Exercise brief
Provide an exact transcription of all the records.

Data for this task
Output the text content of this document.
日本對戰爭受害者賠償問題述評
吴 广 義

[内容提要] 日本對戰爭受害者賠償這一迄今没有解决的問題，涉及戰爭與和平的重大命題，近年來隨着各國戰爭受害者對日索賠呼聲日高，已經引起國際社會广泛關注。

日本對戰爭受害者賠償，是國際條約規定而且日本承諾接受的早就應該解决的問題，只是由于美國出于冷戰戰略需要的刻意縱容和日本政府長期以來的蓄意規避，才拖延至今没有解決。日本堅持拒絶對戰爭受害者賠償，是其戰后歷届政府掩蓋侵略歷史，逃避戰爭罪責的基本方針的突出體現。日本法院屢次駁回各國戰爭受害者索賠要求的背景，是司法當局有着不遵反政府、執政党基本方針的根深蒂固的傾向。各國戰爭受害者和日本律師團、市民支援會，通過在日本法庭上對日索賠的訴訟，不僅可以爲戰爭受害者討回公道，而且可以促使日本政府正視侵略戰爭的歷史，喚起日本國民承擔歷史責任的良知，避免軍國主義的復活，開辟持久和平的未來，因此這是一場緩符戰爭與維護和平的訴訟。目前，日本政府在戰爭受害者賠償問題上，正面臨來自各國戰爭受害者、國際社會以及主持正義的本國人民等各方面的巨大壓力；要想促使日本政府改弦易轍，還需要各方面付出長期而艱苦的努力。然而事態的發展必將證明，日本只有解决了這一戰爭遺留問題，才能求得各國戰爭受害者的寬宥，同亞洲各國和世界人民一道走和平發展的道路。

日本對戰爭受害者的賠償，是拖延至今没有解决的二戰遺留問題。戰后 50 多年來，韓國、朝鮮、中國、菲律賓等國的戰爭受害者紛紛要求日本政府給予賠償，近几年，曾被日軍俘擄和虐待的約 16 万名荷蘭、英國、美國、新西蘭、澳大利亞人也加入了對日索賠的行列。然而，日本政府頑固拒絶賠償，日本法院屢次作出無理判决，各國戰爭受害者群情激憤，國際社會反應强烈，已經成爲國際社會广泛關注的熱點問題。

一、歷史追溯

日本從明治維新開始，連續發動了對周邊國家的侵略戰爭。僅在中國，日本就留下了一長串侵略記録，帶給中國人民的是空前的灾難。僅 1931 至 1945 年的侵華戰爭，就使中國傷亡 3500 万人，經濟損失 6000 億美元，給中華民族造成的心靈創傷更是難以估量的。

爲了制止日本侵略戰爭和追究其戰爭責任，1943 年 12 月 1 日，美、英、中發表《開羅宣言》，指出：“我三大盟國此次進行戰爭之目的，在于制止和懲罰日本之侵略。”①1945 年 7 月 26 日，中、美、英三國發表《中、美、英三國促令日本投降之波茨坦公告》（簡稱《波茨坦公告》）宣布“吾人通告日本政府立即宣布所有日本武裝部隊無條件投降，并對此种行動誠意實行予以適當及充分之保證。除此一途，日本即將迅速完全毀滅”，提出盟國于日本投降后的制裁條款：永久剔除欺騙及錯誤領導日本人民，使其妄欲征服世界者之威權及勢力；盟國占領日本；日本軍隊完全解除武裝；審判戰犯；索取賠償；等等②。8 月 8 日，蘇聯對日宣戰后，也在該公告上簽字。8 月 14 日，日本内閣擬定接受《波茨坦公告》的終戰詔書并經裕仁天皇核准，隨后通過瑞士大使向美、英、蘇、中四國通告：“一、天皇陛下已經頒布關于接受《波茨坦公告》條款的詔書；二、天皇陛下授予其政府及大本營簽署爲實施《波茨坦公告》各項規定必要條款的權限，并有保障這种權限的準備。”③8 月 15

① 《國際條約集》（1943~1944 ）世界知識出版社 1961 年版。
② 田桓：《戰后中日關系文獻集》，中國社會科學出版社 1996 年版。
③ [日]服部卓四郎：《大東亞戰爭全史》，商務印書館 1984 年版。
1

Answer to this exercise
Output the text content of this document.
日本對戰爭受害者賠償問題述評
吴 广 義

[内容提要] 日本對戰爭受害者賠償這一迄今没有解决的問題，涉及戰爭與和平的重大命題，近年來隨着各國戰爭受害者對日索賠呼聲日高，已經引起國際社會广泛關注。

日本對戰爭受害者賠償，是國際條約規定而且日本承諾接受的早就應該解决的問題，只是由于美國出于冷戰戰略需要的刻意縱容和日本政府長期以來的蓄意規避，才拖延至今没有解決。日本堅持拒絶對戰爭受害者賠償，是其戰后歷届政府掩蓋侵略歷史，逃避戰爭罪責的基本方針的突出體現。日本法院屢次駁回各國戰爭受害者索賠要求的背景，是司法當局有着不遵反政府、執政党基本方針的根深蒂固的傾向。各國戰爭受害者和日本律師團、市民支援會，通過在日本法庭上對日索賠的訴訟，不僅可以爲戰爭受害者討回公道，而且可以促使日本政府正視侵略戰爭的歷史，喚起日本國民承擔歷史責任的良知，避免軍國主義的復活，開辟持久和平的未來，因此這是一場緩符戰爭與維護和平的訴訟。目前，日本政府在戰爭受害者賠償問題上，正面臨來自各國戰爭受害者、國際社會以及主持正義的本國人民等各方面的巨大壓力；要想促使日本政府改弦易轍，還需要各方面付出長期而艱苦的努力。然而事態的發展必將證明，日本只有解决了這一戰爭遺留問題，才能求得各國戰爭受害者的寬宥，同亞洲各國和世界人民一道走和平發展的道路。

日本對戰爭受害者的賠償，是拖延至今没有解决的二戰遺留問題。戰后 50 多年來，韓國、朝鮮、中國、菲律賓等國的戰爭受害者紛紛要求日本政府給予賠償，近几年，曾被日軍俘擄和虐待的約 16 万名荷蘭、英國、美國、新西蘭、澳大利亞人也加入了對日索賠的行列。然而，日本政府頑固拒絶賠償，日本法院屢次作出無理判决，各國戰爭受害者群情激憤，國際社會反應强烈，已經成爲國際社會广泛關注的熱點問題。

一、歷史追溯

日本從明治維新開始，連續發動了對周邊國家的侵略戰爭。僅在中國，日本就留下了一長串侵略記録，帶給中國人民的是空前的灾難。僅 1931 至 1945 年的侵華戰爭，就使中國傷亡 3500 万人，經濟損失 6000 億美元，給中華民族造成的心靈創傷更是難以估量的。

爲了制止日本侵略戰爭和追究其戰爭責任，1943 年 12 月 1 日，美、英、中發表《開羅宣言》，指出：“我三大盟國此次進行戰爭之目的，在于制止和懲罰日本之侵略。”①1945 年 7 月 26 日，中、美、英三國發表《中、美、英三國促令日本投降之波茨坦公告》（簡稱《波茨坦公告》）宣布“吾人通告日本政府立即宣布所有日本武裝部隊無條件投降，并對此种行動誠意實行予以適當及充分之保證。除此一途，日本即將迅速完全毀滅”，提出盟國于日本投降后的制裁條款：永久剔除欺騙及錯誤領導日本人民，使其妄欲征服世界者之威權及勢力；盟國占領日本；日本軍隊完全解除武裝；審判戰犯；索取賠償；等等②。8 月 8 日，蘇聯對日宣戰后，也在該公告上簽字。8 月 14 日，日本内閣擬定接受《波茨坦公告》的終戰詔書并經裕仁天皇核准，隨后通過瑞士大使向美、英、蘇、中四國通告：“一、天皇陛下已經頒布關于接受《波茨坦公告》條款的詔書；二、天皇陛下授予其政府及大本營簽署爲實施《波茨坦公告》各項規定必要條款的權限，并有保障這种權限的準備。”③8 月 15

① 《國際條約集》（1943~1944 ）世界知識出版社 1961 年版。
② 田桓：《戰后中日關系文獻集》，中國社會科學出版社 1996 年版。
③ [日]服部卓四郎：《大東亞戰爭全史》，商務印書館 1984 年版。
1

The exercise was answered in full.